WRITTEN EXERCISE:
Print the listing in its entirety and exactly, leaving out images.

Stored entries:
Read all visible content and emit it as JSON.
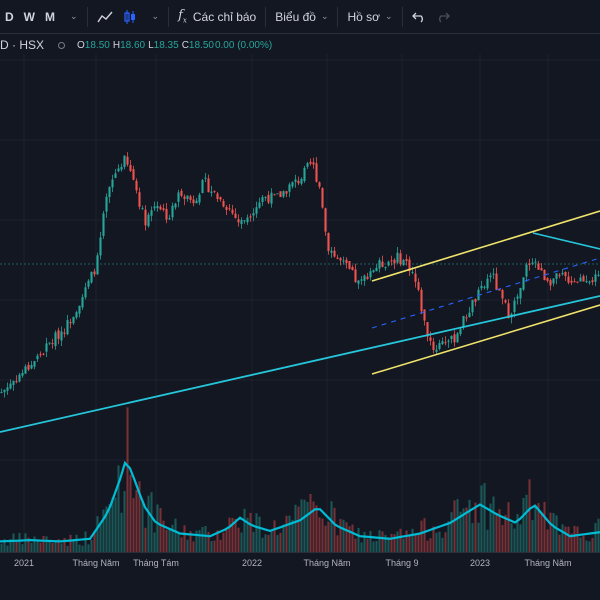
{
  "toolbar": {
    "interval_d": "D",
    "interval_w": "W",
    "interval_m": "M",
    "indicators_label": "Các chỉ báo",
    "layout_label": "Biểu đồ",
    "profile_label": "Hồ sơ",
    "icons": [
      "line-chart-icon",
      "candles-icon",
      "formula-icon",
      "undo-icon",
      "redo-icon",
      "chevron-down-icon"
    ]
  },
  "legend": {
    "symbol": "D · HSX",
    "o_label": "O",
    "o_value": "18.50",
    "h_label": "H",
    "h_value": "18.60",
    "l_label": "L",
    "l_value": "18.35",
    "c_label": "C",
    "c_value": "18.50",
    "change": "0.00 (0.00%)"
  },
  "colors": {
    "background": "#131722",
    "up": "#26a69a",
    "down": "#ef5350",
    "trendline_cyan": "#26c6da",
    "channel_yellow": "#f0e36b",
    "volume_ma": "#00bcd4"
  },
  "chart_data": {
    "type": "candlestick",
    "x_ticks": [
      "2021",
      "Tháng Năm",
      "Tháng Tám",
      "2022",
      "Tháng Năm",
      "Tháng 9",
      "2023",
      "Tháng Năm"
    ],
    "price_path": [
      [
        0,
        10
      ],
      [
        0.02,
        14
      ],
      [
        0.05,
        20
      ],
      [
        0.08,
        27
      ],
      [
        0.11,
        34
      ],
      [
        0.14,
        46
      ],
      [
        0.16,
        56
      ],
      [
        0.175,
        78
      ],
      [
        0.19,
        88
      ],
      [
        0.205,
        93
      ],
      [
        0.22,
        87
      ],
      [
        0.24,
        71
      ],
      [
        0.26,
        78
      ],
      [
        0.28,
        72
      ],
      [
        0.3,
        82
      ],
      [
        0.32,
        78
      ],
      [
        0.34,
        85
      ],
      [
        0.36,
        80
      ],
      [
        0.38,
        76
      ],
      [
        0.4,
        70
      ],
      [
        0.42,
        75
      ],
      [
        0.44,
        80
      ],
      [
        0.46,
        79
      ],
      [
        0.48,
        83
      ],
      [
        0.5,
        86
      ],
      [
        0.52,
        92
      ],
      [
        0.535,
        82
      ],
      [
        0.545,
        63
      ],
      [
        0.56,
        58
      ],
      [
        0.58,
        54
      ],
      [
        0.6,
        48
      ],
      [
        0.615,
        53
      ],
      [
        0.63,
        55
      ],
      [
        0.65,
        57
      ],
      [
        0.665,
        58
      ],
      [
        0.68,
        56
      ],
      [
        0.69,
        52
      ],
      [
        0.7,
        44
      ],
      [
        0.71,
        33
      ],
      [
        0.725,
        25
      ],
      [
        0.74,
        29
      ],
      [
        0.755,
        28
      ],
      [
        0.77,
        34
      ],
      [
        0.79,
        42
      ],
      [
        0.81,
        48
      ],
      [
        0.82,
        53
      ],
      [
        0.835,
        44
      ],
      [
        0.85,
        38
      ],
      [
        0.87,
        46
      ],
      [
        0.88,
        55
      ],
      [
        0.89,
        58
      ],
      [
        0.905,
        52
      ],
      [
        0.92,
        50
      ],
      [
        0.94,
        51
      ],
      [
        0.96,
        50
      ],
      [
        0.98,
        51
      ],
      [
        1,
        50
      ]
    ],
    "volume_ma_path": [
      [
        0,
        8
      ],
      [
        0.05,
        9
      ],
      [
        0.1,
        8
      ],
      [
        0.15,
        10
      ],
      [
        0.18,
        30
      ],
      [
        0.2,
        55
      ],
      [
        0.21,
        70
      ],
      [
        0.22,
        60
      ],
      [
        0.24,
        35
      ],
      [
        0.26,
        22
      ],
      [
        0.3,
        14
      ],
      [
        0.35,
        12
      ],
      [
        0.38,
        18
      ],
      [
        0.4,
        26
      ],
      [
        0.42,
        20
      ],
      [
        0.45,
        16
      ],
      [
        0.5,
        24
      ],
      [
        0.53,
        34
      ],
      [
        0.56,
        20
      ],
      [
        0.6,
        12
      ],
      [
        0.65,
        10
      ],
      [
        0.7,
        14
      ],
      [
        0.75,
        22
      ],
      [
        0.8,
        36
      ],
      [
        0.83,
        28
      ],
      [
        0.86,
        22
      ],
      [
        0.89,
        36
      ],
      [
        0.92,
        20
      ],
      [
        0.95,
        12
      ],
      [
        1,
        15
      ]
    ]
  }
}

RESULT OF THE EXERCISE:
Read all visible content and emit it as JSON.
{
  "toolbar": {
    "interval_d": "D",
    "interval_w": "W",
    "interval_m": "M",
    "indicators_label": "Các chỉ báo",
    "layout_label": "Biểu đồ",
    "profile_label": "Hồ sơ",
    "icons": [
      "line-chart-icon",
      "candles-icon",
      "formula-icon",
      "undo-icon",
      "redo-icon",
      "chevron-down-icon"
    ]
  },
  "legend": {
    "symbol": "D · HSX",
    "o_label": "O",
    "o_value": "18.50",
    "h_label": "H",
    "h_value": "18.60",
    "l_label": "L",
    "l_value": "18.35",
    "c_label": "C",
    "c_value": "18.50",
    "change": "0.00 (0.00%)"
  },
  "colors": {
    "background": "#131722",
    "up": "#26a69a",
    "down": "#ef5350",
    "trendline_cyan": "#26c6da",
    "channel_yellow": "#f0e36b",
    "volume_ma": "#00bcd4"
  },
  "chart_data": {
    "type": "candlestick",
    "x_ticks": [
      "2021",
      "Tháng Năm",
      "Tháng Tám",
      "2022",
      "Tháng Năm",
      "Tháng 9",
      "2023",
      "Tháng Năm"
    ],
    "price_path": [
      [
        0,
        10
      ],
      [
        0.02,
        14
      ],
      [
        0.05,
        20
      ],
      [
        0.08,
        27
      ],
      [
        0.11,
        34
      ],
      [
        0.14,
        46
      ],
      [
        0.16,
        56
      ],
      [
        0.175,
        78
      ],
      [
        0.19,
        88
      ],
      [
        0.205,
        93
      ],
      [
        0.22,
        87
      ],
      [
        0.24,
        71
      ],
      [
        0.26,
        78
      ],
      [
        0.28,
        72
      ],
      [
        0.3,
        82
      ],
      [
        0.32,
        78
      ],
      [
        0.34,
        85
      ],
      [
        0.36,
        80
      ],
      [
        0.38,
        76
      ],
      [
        0.4,
        70
      ],
      [
        0.42,
        75
      ],
      [
        0.44,
        80
      ],
      [
        0.46,
        79
      ],
      [
        0.48,
        83
      ],
      [
        0.5,
        86
      ],
      [
        0.52,
        92
      ],
      [
        0.535,
        82
      ],
      [
        0.545,
        63
      ],
      [
        0.56,
        58
      ],
      [
        0.58,
        54
      ],
      [
        0.6,
        48
      ],
      [
        0.615,
        53
      ],
      [
        0.63,
        55
      ],
      [
        0.65,
        57
      ],
      [
        0.665,
        58
      ],
      [
        0.68,
        56
      ],
      [
        0.69,
        52
      ],
      [
        0.7,
        44
      ],
      [
        0.71,
        33
      ],
      [
        0.725,
        25
      ],
      [
        0.74,
        29
      ],
      [
        0.755,
        28
      ],
      [
        0.77,
        34
      ],
      [
        0.79,
        42
      ],
      [
        0.81,
        48
      ],
      [
        0.82,
        53
      ],
      [
        0.835,
        44
      ],
      [
        0.85,
        38
      ],
      [
        0.87,
        46
      ],
      [
        0.88,
        55
      ],
      [
        0.89,
        58
      ],
      [
        0.905,
        52
      ],
      [
        0.92,
        50
      ],
      [
        0.94,
        51
      ],
      [
        0.96,
        50
      ],
      [
        0.98,
        51
      ],
      [
        1,
        50
      ]
    ],
    "volume_ma_path": [
      [
        0,
        8
      ],
      [
        0.05,
        9
      ],
      [
        0.1,
        8
      ],
      [
        0.15,
        10
      ],
      [
        0.18,
        30
      ],
      [
        0.2,
        55
      ],
      [
        0.21,
        70
      ],
      [
        0.22,
        60
      ],
      [
        0.24,
        35
      ],
      [
        0.26,
        22
      ],
      [
        0.3,
        14
      ],
      [
        0.35,
        12
      ],
      [
        0.38,
        18
      ],
      [
        0.4,
        26
      ],
      [
        0.42,
        20
      ],
      [
        0.45,
        16
      ],
      [
        0.5,
        24
      ],
      [
        0.53,
        34
      ],
      [
        0.56,
        20
      ],
      [
        0.6,
        12
      ],
      [
        0.65,
        10
      ],
      [
        0.7,
        14
      ],
      [
        0.75,
        22
      ],
      [
        0.8,
        36
      ],
      [
        0.83,
        28
      ],
      [
        0.86,
        22
      ],
      [
        0.89,
        36
      ],
      [
        0.92,
        20
      ],
      [
        0.95,
        12
      ],
      [
        1,
        15
      ]
    ]
  }
}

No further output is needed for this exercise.